What the task requires => Copy out all lines of the records in which the word "Comprehensive" appears.

Data in this exercise =>
::::::::::

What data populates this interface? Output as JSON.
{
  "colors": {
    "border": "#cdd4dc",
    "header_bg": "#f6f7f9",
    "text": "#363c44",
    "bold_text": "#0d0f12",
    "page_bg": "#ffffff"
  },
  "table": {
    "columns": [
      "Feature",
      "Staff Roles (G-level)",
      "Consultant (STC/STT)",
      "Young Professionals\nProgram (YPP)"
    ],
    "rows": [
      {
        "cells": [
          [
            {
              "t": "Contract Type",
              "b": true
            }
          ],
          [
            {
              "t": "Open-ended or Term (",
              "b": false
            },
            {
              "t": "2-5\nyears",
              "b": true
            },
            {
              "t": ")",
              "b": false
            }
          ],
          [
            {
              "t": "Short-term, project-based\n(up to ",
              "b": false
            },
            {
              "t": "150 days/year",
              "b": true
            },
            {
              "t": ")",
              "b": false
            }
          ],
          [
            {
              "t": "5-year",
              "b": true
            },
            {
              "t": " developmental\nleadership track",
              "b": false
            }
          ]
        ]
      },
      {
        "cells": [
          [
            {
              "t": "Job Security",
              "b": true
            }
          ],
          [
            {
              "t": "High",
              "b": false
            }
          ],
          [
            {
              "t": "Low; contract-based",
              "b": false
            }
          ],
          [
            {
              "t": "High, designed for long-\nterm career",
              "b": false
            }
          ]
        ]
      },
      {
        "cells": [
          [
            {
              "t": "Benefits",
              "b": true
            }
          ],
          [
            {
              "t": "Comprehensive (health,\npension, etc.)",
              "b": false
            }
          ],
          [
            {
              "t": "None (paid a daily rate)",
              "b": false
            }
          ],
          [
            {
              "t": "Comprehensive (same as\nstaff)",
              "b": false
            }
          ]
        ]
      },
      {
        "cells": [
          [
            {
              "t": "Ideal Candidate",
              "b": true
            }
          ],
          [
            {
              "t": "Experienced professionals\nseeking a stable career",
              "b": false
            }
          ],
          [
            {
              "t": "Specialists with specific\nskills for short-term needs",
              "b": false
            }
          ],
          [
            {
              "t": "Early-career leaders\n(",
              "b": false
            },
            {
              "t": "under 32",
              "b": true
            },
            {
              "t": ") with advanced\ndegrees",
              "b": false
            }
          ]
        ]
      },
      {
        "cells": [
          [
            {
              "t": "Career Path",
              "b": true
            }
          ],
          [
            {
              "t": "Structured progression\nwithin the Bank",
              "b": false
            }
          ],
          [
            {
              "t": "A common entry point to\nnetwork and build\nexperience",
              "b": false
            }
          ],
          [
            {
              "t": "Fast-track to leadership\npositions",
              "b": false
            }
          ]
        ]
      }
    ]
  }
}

::::::::::

Task solution =>
              "t": "Comprehensive (health,\npension, etc.)",
              "t": "Comprehensive (same as\nstaff)",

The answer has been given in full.